TASK OBJECTIVE
Your task is to print all of the data word for word.
━━━━━ STORED DATA ━━━━━
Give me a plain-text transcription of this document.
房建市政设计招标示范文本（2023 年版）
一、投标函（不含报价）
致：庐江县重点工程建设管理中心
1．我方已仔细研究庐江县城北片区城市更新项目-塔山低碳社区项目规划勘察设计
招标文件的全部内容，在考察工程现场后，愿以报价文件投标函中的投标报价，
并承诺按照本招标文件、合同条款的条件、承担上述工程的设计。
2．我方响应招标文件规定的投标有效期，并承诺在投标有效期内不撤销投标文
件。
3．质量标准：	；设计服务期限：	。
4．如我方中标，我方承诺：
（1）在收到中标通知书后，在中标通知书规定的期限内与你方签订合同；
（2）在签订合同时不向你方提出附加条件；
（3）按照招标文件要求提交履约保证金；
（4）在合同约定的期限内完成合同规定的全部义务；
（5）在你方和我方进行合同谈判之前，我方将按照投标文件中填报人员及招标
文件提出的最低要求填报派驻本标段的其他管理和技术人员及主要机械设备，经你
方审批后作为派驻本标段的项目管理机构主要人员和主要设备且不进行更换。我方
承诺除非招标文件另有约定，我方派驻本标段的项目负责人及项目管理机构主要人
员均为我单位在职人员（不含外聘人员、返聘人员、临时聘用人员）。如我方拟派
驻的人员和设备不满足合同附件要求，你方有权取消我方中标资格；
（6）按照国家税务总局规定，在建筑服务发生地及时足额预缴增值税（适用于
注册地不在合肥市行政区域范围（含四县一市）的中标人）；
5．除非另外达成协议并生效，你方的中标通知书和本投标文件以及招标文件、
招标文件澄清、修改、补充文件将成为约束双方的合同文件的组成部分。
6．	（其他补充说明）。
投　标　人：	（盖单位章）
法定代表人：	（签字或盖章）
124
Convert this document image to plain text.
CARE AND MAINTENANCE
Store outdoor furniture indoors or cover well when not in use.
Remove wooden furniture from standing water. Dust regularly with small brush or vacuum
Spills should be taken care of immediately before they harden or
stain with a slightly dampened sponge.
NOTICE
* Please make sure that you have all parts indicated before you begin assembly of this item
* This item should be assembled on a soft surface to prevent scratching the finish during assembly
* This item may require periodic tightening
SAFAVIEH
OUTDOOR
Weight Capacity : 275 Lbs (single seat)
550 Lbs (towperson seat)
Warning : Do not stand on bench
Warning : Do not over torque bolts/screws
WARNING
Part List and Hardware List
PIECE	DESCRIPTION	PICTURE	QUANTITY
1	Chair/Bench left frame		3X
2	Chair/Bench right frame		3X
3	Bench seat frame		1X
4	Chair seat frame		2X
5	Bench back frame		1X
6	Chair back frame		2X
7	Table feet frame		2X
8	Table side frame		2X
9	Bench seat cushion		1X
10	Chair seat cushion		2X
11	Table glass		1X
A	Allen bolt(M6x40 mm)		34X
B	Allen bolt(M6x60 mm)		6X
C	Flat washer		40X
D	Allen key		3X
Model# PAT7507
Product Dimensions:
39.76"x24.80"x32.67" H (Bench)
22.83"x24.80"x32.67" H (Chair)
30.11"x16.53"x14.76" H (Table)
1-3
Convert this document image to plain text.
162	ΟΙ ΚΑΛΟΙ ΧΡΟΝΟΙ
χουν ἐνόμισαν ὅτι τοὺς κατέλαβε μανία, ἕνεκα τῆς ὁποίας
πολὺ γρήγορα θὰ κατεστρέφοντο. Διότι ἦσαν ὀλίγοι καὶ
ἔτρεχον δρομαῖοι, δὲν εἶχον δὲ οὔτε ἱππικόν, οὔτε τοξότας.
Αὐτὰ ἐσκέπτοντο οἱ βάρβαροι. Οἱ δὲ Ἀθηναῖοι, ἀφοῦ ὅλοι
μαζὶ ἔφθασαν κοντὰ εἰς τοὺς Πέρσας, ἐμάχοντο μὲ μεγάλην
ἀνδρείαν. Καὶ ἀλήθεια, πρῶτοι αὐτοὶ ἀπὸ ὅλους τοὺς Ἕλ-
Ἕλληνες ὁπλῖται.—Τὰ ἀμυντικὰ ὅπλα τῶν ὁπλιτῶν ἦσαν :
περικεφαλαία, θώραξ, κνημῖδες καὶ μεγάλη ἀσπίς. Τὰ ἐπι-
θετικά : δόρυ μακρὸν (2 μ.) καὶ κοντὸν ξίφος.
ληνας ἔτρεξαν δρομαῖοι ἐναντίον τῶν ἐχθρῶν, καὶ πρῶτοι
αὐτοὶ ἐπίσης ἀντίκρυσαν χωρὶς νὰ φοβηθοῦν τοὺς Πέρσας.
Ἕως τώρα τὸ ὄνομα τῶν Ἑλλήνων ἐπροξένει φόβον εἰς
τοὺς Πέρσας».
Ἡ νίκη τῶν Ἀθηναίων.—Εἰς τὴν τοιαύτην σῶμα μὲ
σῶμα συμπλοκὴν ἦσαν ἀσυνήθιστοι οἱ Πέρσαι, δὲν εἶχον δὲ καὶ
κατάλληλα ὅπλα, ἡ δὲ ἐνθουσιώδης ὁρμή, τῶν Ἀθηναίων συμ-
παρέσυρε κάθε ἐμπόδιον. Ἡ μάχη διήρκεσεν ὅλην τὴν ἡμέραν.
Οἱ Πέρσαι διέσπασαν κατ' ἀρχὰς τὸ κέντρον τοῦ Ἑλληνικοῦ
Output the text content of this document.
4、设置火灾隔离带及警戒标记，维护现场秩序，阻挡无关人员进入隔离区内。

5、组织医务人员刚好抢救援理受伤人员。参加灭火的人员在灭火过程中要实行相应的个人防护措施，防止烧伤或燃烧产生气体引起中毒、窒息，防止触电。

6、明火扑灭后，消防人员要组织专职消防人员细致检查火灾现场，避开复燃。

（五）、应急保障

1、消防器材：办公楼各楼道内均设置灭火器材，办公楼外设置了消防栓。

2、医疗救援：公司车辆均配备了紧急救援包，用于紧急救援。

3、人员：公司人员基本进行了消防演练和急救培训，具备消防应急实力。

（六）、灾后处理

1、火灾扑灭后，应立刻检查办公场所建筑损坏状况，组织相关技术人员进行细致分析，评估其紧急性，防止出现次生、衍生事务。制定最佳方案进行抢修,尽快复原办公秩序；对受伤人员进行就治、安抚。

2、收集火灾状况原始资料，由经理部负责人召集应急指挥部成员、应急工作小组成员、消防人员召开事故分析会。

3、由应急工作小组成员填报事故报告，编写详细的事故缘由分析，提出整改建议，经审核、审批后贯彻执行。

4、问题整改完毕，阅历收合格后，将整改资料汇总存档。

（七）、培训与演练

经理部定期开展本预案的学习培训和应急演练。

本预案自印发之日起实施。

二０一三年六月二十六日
━━━━━
EXERCISE ANSWER
Give me a plain-text transcription of this document.
房建市政设计招标示范文本（2023 年版）
一、投标函（不含报价）
致：庐江县重点工程建设管理中心
1．我方已仔细研究庐江县城北片区城市更新项目-塔山低碳社区项目规划勘察设计
招标文件的全部内容，在考察工程现场后，愿以报价文件投标函中的投标报价，
并承诺按照本招标文件、合同条款的条件、承担上述工程的设计。
2．我方响应招标文件规定的投标有效期，并承诺在投标有效期内不撤销投标文
件。
3．质量标准：	；设计服务期限：	。
4．如我方中标，我方承诺：
（1）在收到中标通知书后，在中标通知书规定的期限内与你方签订合同；
（2）在签订合同时不向你方提出附加条件；
（3）按照招标文件要求提交履约保证金；
（4）在合同约定的期限内完成合同规定的全部义务；
（5）在你方和我方进行合同谈判之前，我方将按照投标文件中填报人员及招标
文件提出的最低要求填报派驻本标段的其他管理和技术人员及主要机械设备，经你
方审批后作为派驻本标段的项目管理机构主要人员和主要设备且不进行更换。我方
承诺除非招标文件另有约定，我方派驻本标段的项目负责人及项目管理机构主要人
员均为我单位在职人员（不含外聘人员、返聘人员、临时聘用人员）。如我方拟派
驻的人员和设备不满足合同附件要求，你方有权取消我方中标资格；
（6）按照国家税务总局规定，在建筑服务发生地及时足额预缴增值税（适用于
注册地不在合肥市行政区域范围（含四县一市）的中标人）；
5．除非另外达成协议并生效，你方的中标通知书和本投标文件以及招标文件、
招标文件澄清、修改、补充文件将成为约束双方的合同文件的组成部分。
6．	（其他补充说明）。
投　标　人：	（盖单位章）
法定代表人：	（签字或盖章）
124
Convert this document image to plain text.
CARE AND MAINTENANCE
Store outdoor furniture indoors or cover well when not in use.
Remove wooden furniture from standing water. Dust regularly with small brush or vacuum
Spills should be taken care of immediately before they harden or
stain with a slightly dampened sponge.
NOTICE
* Please make sure that you have all parts indicated before you begin assembly of this item
* This item should be assembled on a soft surface to prevent scratching the finish during assembly
* This item may require periodic tightening
SAFAVIEH
OUTDOOR
Weight Capacity : 275 Lbs (single seat)
550 Lbs (towperson seat)
Warning : Do not stand on bench
Warning : Do not over torque bolts/screws
WARNING
Part List and Hardware List
PIECE	DESCRIPTION	PICTURE	QUANTITY
1	Chair/Bench left frame		3X
2	Chair/Bench right frame		3X
3	Bench seat frame		1X
4	Chair seat frame		2X
5	Bench back frame		1X
6	Chair back frame		2X
7	Table feet frame		2X
8	Table side frame		2X
9	Bench seat cushion		1X
10	Chair seat cushion		2X
11	Table glass		1X
A	Allen bolt(M6x40 mm)		34X
B	Allen bolt(M6x60 mm)		6X
C	Flat washer		40X
D	Allen key		3X
Model# PAT7507
Product Dimensions:
39.76"x24.80"x32.67" H (Bench)
22.83"x24.80"x32.67" H (Chair)
30.11"x16.53"x14.76" H (Table)
1-3
Convert this document image to plain text.
162	ΟΙ ΚΑΛΟΙ ΧΡΟΝΟΙ
χουν ἐνόμισαν ὅτι τοὺς κατέλαβε μανία, ἕνεκα τῆς ὁποίας
πολὺ γρήγορα θὰ κατεστρέφοντο. Διότι ἦσαν ὀλίγοι καὶ
ἔτρεχον δρομαῖοι, δὲν εἶχον δὲ οὔτε ἱππικόν, οὔτε τοξότας.
Αὐτὰ ἐσκέπτοντο οἱ βάρβαροι. Οἱ δὲ Ἀθηναῖοι, ἀφοῦ ὅλοι
μαζὶ ἔφθασαν κοντὰ εἰς τοὺς Πέρσας, ἐμάχοντο μὲ μεγάλην
ἀνδρείαν. Καὶ ἀλήθεια, πρῶτοι αὐτοὶ ἀπὸ ὅλους τοὺς Ἕλ-
Ἕλληνες ὁπλῖται.—Τὰ ἀμυντικὰ ὅπλα τῶν ὁπλιτῶν ἦσαν :
περικεφαλαία, θώραξ, κνημῖδες καὶ μεγάλη ἀσπίς. Τὰ ἐπι-
θετικά : δόρυ μακρὸν (2 μ.) καὶ κοντὸν ξίφος.
ληνας ἔτρεξαν δρομαῖοι ἐναντίον τῶν ἐχθρῶν, καὶ πρῶτοι
αὐτοὶ ἐπίσης ἀντίκρυσαν χωρὶς νὰ φοβηθοῦν τοὺς Πέρσας.
Ἕως τώρα τὸ ὄνομα τῶν Ἑλλήνων ἐπροξένει φόβον εἰς
τοὺς Πέρσας».
Ἡ νίκη τῶν Ἀθηναίων.—Εἰς τὴν τοιαύτην σῶμα μὲ
σῶμα συμπλοκὴν ἦσαν ἀσυνήθιστοι οἱ Πέρσαι, δὲν εἶχον δὲ καὶ
κατάλληλα ὅπλα, ἡ δὲ ἐνθουσιώδης ὁρμή, τῶν Ἀθηναίων συμ-
παρέσυρε κάθε ἐμπόδιον. Ἡ μάχη διήρκεσεν ὅλην τὴν ἡμέραν.
Οἱ Πέρσαι διέσπασαν κατ' ἀρχὰς τὸ κέντρον τοῦ Ἑλληνικοῦ
Output the text content of this document.
4、设置火灾隔离带及警戒标记，维护现场秩序，阻挡无关人员进入隔离区内。

5、组织医务人员刚好抢救援理受伤人员。参加灭火的人员在灭火过程中要实行相应的个人防护措施，防止烧伤或燃烧产生气体引起中毒、窒息，防止触电。

6、明火扑灭后，消防人员要组织专职消防人员细致检查火灾现场，避开复燃。

（五）、应急保障

1、消防器材：办公楼各楼道内均设置灭火器材，办公楼外设置了消防栓。

2、医疗救援：公司车辆均配备了紧急救援包，用于紧急救援。

3、人员：公司人员基本进行了消防演练和急救培训，具备消防应急实力。

（六）、灾后处理

1、火灾扑灭后，应立刻检查办公场所建筑损坏状况，组织相关技术人员进行细致分析，评估其紧急性，防止出现次生、衍生事务。制定最佳方案进行抢修,尽快复原办公秩序；对受伤人员进行就治、安抚。

2、收集火灾状况原始资料，由经理部负责人召集应急指挥部成员、应急工作小组成员、消防人员召开事故分析会。

3、由应急工作小组成员填报事故报告，编写详细的事故缘由分析，提出整改建议，经审核、审批后贯彻执行。

4、问题整改完毕，阅历收合格后，将整改资料汇总存档。

（七）、培训与演练

经理部定期开展本预案的学习培训和应急演练。

本预案自印发之日起实施。

二０一三年六月二十六日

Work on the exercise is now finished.